(Region boundary data)
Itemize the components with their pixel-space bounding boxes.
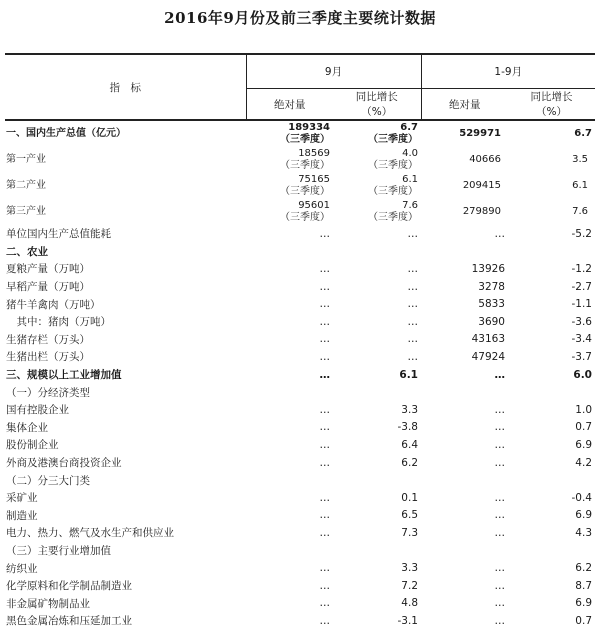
ytd-abs-cell bbox=[421, 471, 508, 489]
ytd-yoy-cell: 6.2 bbox=[575, 562, 592, 575]
row-label: 国有控股企业 bbox=[6, 404, 69, 417]
table-row bbox=[5, 419, 595, 437]
row-label: 生猪存栏（万头） bbox=[6, 333, 90, 346]
ytd-abs-cell bbox=[421, 383, 508, 401]
table-row bbox=[5, 383, 595, 401]
ytd-abs-cell: 3690 bbox=[478, 315, 505, 328]
row-label: 电力、热力、燃气及水生产和供应业 bbox=[6, 527, 174, 540]
ytd-abs-cell bbox=[421, 243, 508, 261]
row-label: 二、农业 bbox=[6, 245, 48, 258]
month-yoy-cell: 3.3 bbox=[401, 403, 418, 416]
month-abs-cell: … bbox=[319, 597, 330, 610]
month-abs-cell: 189334 （三季度） bbox=[280, 122, 330, 145]
ytd-abs-cell: … bbox=[494, 526, 505, 539]
table-row bbox=[5, 577, 595, 595]
row-label: 夏粮产量（万吨） bbox=[6, 263, 90, 276]
ytd-yoy-cell: 6.9 bbox=[575, 597, 592, 610]
table-row bbox=[5, 524, 595, 542]
ytd-yoy-cell: 6.1 bbox=[572, 180, 588, 191]
table-row bbox=[5, 225, 595, 243]
row-label: 其中：猪肉（万吨） bbox=[6, 316, 111, 329]
ytd-abs-cell: 47924 bbox=[471, 350, 505, 363]
ytd-abs-cell: … bbox=[494, 597, 505, 610]
month-yoy-cell: 4.0 （三季度） bbox=[368, 148, 418, 171]
table-row bbox=[5, 260, 595, 278]
row-label: （一）分经济类型 bbox=[6, 386, 90, 399]
ytd-yoy-cell: -1.1 bbox=[571, 298, 592, 311]
month-yoy-cell: 7.3 bbox=[401, 526, 418, 539]
month-abs-cell: … bbox=[319, 350, 330, 363]
statistics-table bbox=[5, 53, 595, 630]
month-abs-cell: … bbox=[319, 368, 330, 381]
month-yoy-cell: 6.7 （三季度） bbox=[368, 122, 418, 145]
month-yoy-cell: 6.1 bbox=[399, 368, 418, 381]
month-abs-cell: … bbox=[319, 491, 330, 504]
ytd-yoy-cell: 6.9 bbox=[575, 438, 592, 451]
table-row bbox=[5, 542, 595, 560]
month-yoy-cell: … bbox=[407, 333, 418, 346]
table-row bbox=[5, 313, 595, 331]
header-ytd-abs: 绝对量 bbox=[421, 89, 508, 121]
row-label: 第一产业 bbox=[6, 154, 46, 165]
ytd-yoy-cell: 6.9 bbox=[575, 509, 592, 522]
row-label: 黑色金属冶炼和压延加工业 bbox=[6, 615, 132, 628]
ytd-yoy-cell bbox=[508, 471, 595, 489]
month-yoy-cell: … bbox=[407, 262, 418, 275]
month-abs-cell: … bbox=[319, 579, 330, 592]
month-yoy-cell: 6.2 bbox=[401, 456, 418, 469]
month-abs-cell: … bbox=[319, 614, 330, 627]
month-yoy-cell: 7.2 bbox=[401, 579, 418, 592]
ytd-abs-cell: … bbox=[494, 403, 505, 416]
row-label: （三）主要行业增加值 bbox=[6, 544, 111, 557]
ytd-yoy-cell: -3.6 bbox=[571, 315, 592, 328]
ytd-abs-cell: 5833 bbox=[478, 298, 505, 311]
month-yoy-cell: 6.4 bbox=[401, 438, 418, 451]
ytd-yoy-cell bbox=[508, 383, 595, 401]
row-label: 化学原料和化学制品制造业 bbox=[6, 580, 132, 593]
document-title: 2016年9月份及前三季度主要统计数据 bbox=[164, 9, 436, 27]
header-month: 9月 bbox=[246, 54, 421, 89]
month-yoy-cell: … bbox=[407, 227, 418, 240]
month-abs-cell bbox=[246, 243, 333, 261]
table-row bbox=[5, 612, 595, 630]
ytd-abs-cell: … bbox=[494, 579, 505, 592]
table-row bbox=[5, 436, 595, 454]
ytd-abs-cell: … bbox=[494, 456, 505, 469]
ytd-abs-cell: … bbox=[494, 509, 505, 522]
ytd-yoy-cell: -0.4 bbox=[571, 491, 592, 504]
row-label: 集体企业 bbox=[6, 421, 48, 434]
ytd-yoy-cell: -5.2 bbox=[571, 227, 592, 240]
header-ytd-yoy: 同比增长 （%） bbox=[508, 89, 595, 121]
ytd-abs-cell: 40666 bbox=[469, 154, 501, 165]
ytd-yoy-cell bbox=[508, 243, 595, 261]
month-abs-cell: 75165 （三季度） bbox=[280, 174, 330, 197]
table-row bbox=[5, 401, 595, 419]
month-yoy-cell: 7.6 （三季度） bbox=[368, 200, 418, 223]
month-yoy-cell bbox=[333, 383, 421, 401]
month-abs-cell: … bbox=[319, 315, 330, 328]
month-yoy-cell: … bbox=[407, 350, 418, 363]
header-month-yoy: 同比增长 （%） bbox=[333, 89, 421, 121]
row-label: 采矿业 bbox=[6, 492, 38, 505]
month-yoy-cell bbox=[333, 471, 421, 489]
ytd-yoy-cell: 1.0 bbox=[575, 403, 592, 416]
ytd-abs-cell: 3278 bbox=[478, 280, 505, 293]
table-row bbox=[5, 559, 595, 577]
ytd-yoy-cell: -2.7 bbox=[571, 280, 592, 293]
ytd-abs-cell: 13926 bbox=[471, 262, 505, 275]
table-row bbox=[5, 594, 595, 612]
ytd-yoy-cell bbox=[508, 542, 595, 560]
ytd-yoy-cell: -1.2 bbox=[571, 262, 592, 275]
ytd-yoy-cell: 6.0 bbox=[573, 368, 592, 381]
month-yoy-cell bbox=[333, 243, 421, 261]
ytd-yoy-cell: 4.2 bbox=[575, 456, 592, 469]
ytd-abs-cell bbox=[421, 542, 508, 560]
table-row bbox=[5, 471, 595, 489]
row-label: 早稻产量（万吨） bbox=[6, 281, 90, 294]
header-indicator: 指 标 bbox=[5, 54, 246, 120]
month-abs-cell: … bbox=[319, 227, 330, 240]
month-yoy-cell: -3.8 bbox=[397, 421, 418, 434]
ytd-yoy-cell: 6.7 bbox=[574, 128, 592, 139]
table-row bbox=[5, 348, 595, 366]
row-label: 第二产业 bbox=[6, 180, 46, 191]
month-abs-cell: … bbox=[319, 509, 330, 522]
month-abs-cell bbox=[246, 383, 333, 401]
table-row bbox=[5, 295, 595, 313]
table-row bbox=[5, 243, 595, 261]
table-row bbox=[5, 454, 595, 472]
month-abs-cell: 95601 （三季度） bbox=[280, 200, 330, 223]
ytd-abs-cell: … bbox=[494, 438, 505, 451]
table-row bbox=[5, 120, 595, 147]
ytd-yoy-cell: 3.5 bbox=[572, 154, 588, 165]
row-label: 纺织业 bbox=[6, 562, 38, 575]
month-yoy-cell: 3.3 bbox=[401, 562, 418, 575]
ytd-yoy-cell: -3.7 bbox=[571, 350, 592, 363]
table-row bbox=[5, 489, 595, 507]
row-label: 一、国内生产总值（亿元） bbox=[6, 128, 126, 139]
row-label: （二）分三大门类 bbox=[6, 474, 90, 487]
month-abs-cell: … bbox=[319, 333, 330, 346]
table-row bbox=[5, 331, 595, 349]
month-abs-cell: … bbox=[319, 456, 330, 469]
month-yoy-cell: -3.1 bbox=[397, 614, 418, 627]
table-body bbox=[5, 120, 595, 630]
ytd-abs-cell: … bbox=[494, 614, 505, 627]
table-row bbox=[5, 199, 595, 225]
month-abs-cell: … bbox=[319, 403, 330, 416]
table-row bbox=[5, 147, 595, 173]
row-label: 生猪出栏（万头） bbox=[6, 351, 90, 364]
month-yoy-cell: … bbox=[407, 315, 418, 328]
ytd-yoy-cell: -3.4 bbox=[571, 333, 592, 346]
ytd-yoy-cell: 0.7 bbox=[575, 614, 592, 627]
month-abs-cell: … bbox=[319, 262, 330, 275]
table-row bbox=[5, 366, 595, 384]
ytd-abs-cell: 279890 bbox=[462, 206, 501, 217]
ytd-abs-cell: 529971 bbox=[459, 128, 501, 139]
month-abs-cell bbox=[246, 542, 333, 560]
row-label: 单位国内生产总值能耗 bbox=[6, 228, 111, 241]
ytd-yoy-cell: 4.3 bbox=[575, 526, 592, 539]
row-label: 外商及港澳台商投资企业 bbox=[6, 457, 122, 470]
month-abs-cell: … bbox=[319, 438, 330, 451]
row-label: 股份制企业 bbox=[6, 439, 59, 452]
ytd-yoy-cell: 0.7 bbox=[575, 421, 592, 434]
month-abs-cell: … bbox=[319, 421, 330, 434]
month-yoy-cell bbox=[333, 542, 421, 560]
ytd-abs-cell: … bbox=[494, 227, 505, 240]
row-label: 制造业 bbox=[6, 509, 38, 522]
ytd-abs-cell: … bbox=[494, 491, 505, 504]
ytd-abs-cell: 43163 bbox=[471, 333, 505, 346]
month-abs-cell bbox=[246, 471, 333, 489]
table-row bbox=[5, 278, 595, 296]
ytd-abs-cell: 209415 bbox=[462, 180, 501, 191]
month-abs-cell: 18569 （三季度） bbox=[280, 148, 330, 171]
ytd-abs-cell: … bbox=[494, 368, 505, 381]
row-label: 三、规模以上工业增加值 bbox=[6, 369, 122, 382]
month-yoy-cell: 6.5 bbox=[401, 509, 418, 522]
ytd-abs-cell: … bbox=[494, 562, 505, 575]
row-label: 非金属矿物制品业 bbox=[6, 597, 90, 610]
month-yoy-cell: … bbox=[407, 298, 418, 311]
month-abs-cell: … bbox=[319, 526, 330, 539]
header-ytd: 1-9月 bbox=[421, 54, 595, 89]
month-abs-cell: … bbox=[319, 298, 330, 311]
table-header bbox=[5, 54, 595, 120]
month-yoy-cell: 6.1 （三季度） bbox=[368, 174, 418, 197]
row-label: 猪牛羊禽肉（万吨） bbox=[6, 298, 101, 311]
header-month-abs: 绝对量 bbox=[246, 89, 333, 121]
row-label: 第三产业 bbox=[6, 206, 46, 217]
month-abs-cell: … bbox=[319, 280, 330, 293]
ytd-yoy-cell: 8.7 bbox=[575, 579, 592, 592]
ytd-abs-cell: … bbox=[494, 421, 505, 434]
month-yoy-cell: … bbox=[407, 280, 418, 293]
month-abs-cell: … bbox=[319, 562, 330, 575]
month-yoy-cell: 4.8 bbox=[401, 597, 418, 610]
ytd-yoy-cell: 7.6 bbox=[572, 206, 588, 217]
table-row bbox=[5, 173, 595, 199]
table-row bbox=[5, 507, 595, 525]
month-yoy-cell: 0.1 bbox=[401, 491, 418, 504]
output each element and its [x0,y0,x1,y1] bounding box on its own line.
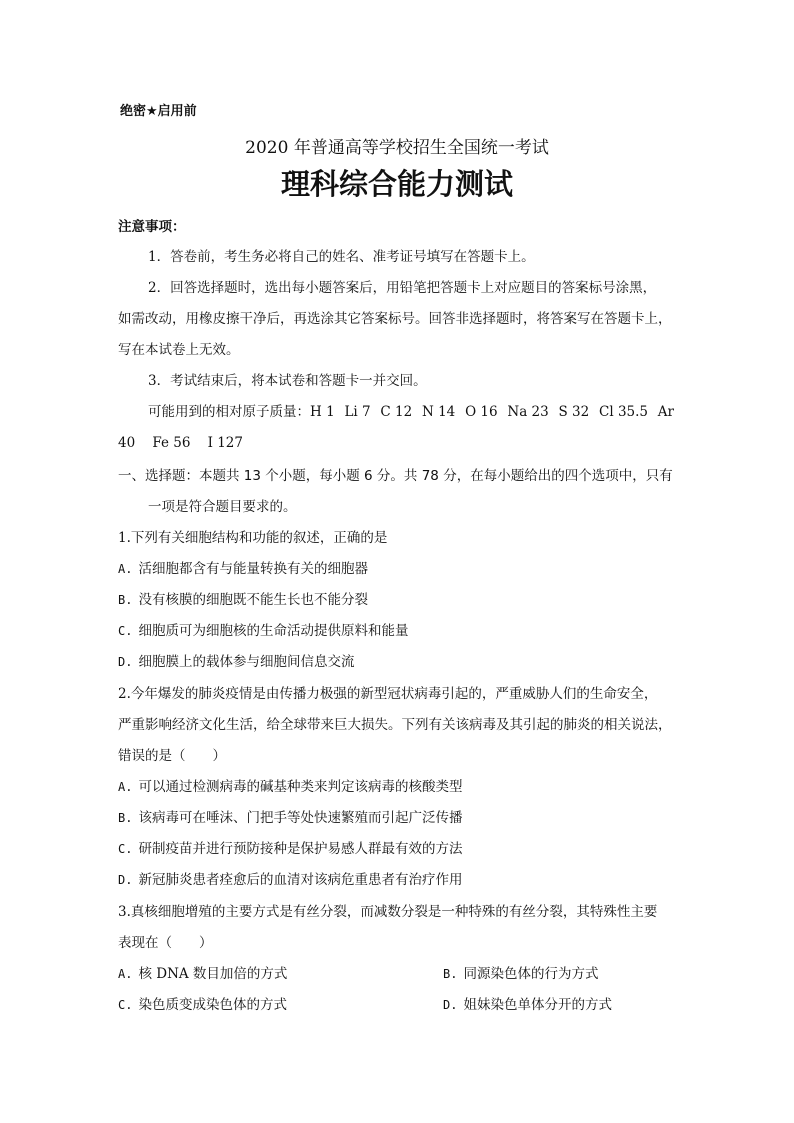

→ TASK TO COMPLETE: Please print the lines from the one containing "ytd-abs-cell bbox=[421, 471, 508, 489]" through the one containing "table-row bbox=[5, 383, 595, 401]", both included, without any changes.

→ WRITTEN RESPONSE:
ytd-abs-cell bbox=[421, 471, 508, 489]
ytd-yoy-cell: 6.2 bbox=[575, 562, 592, 575]
row-label: 国有控股企业 bbox=[6, 404, 69, 417]
table-row bbox=[5, 419, 595, 437]
row-label: 生猪存栏（万头） bbox=[6, 333, 90, 346]
ytd-abs-cell bbox=[421, 383, 508, 401]
table-row bbox=[5, 383, 595, 401]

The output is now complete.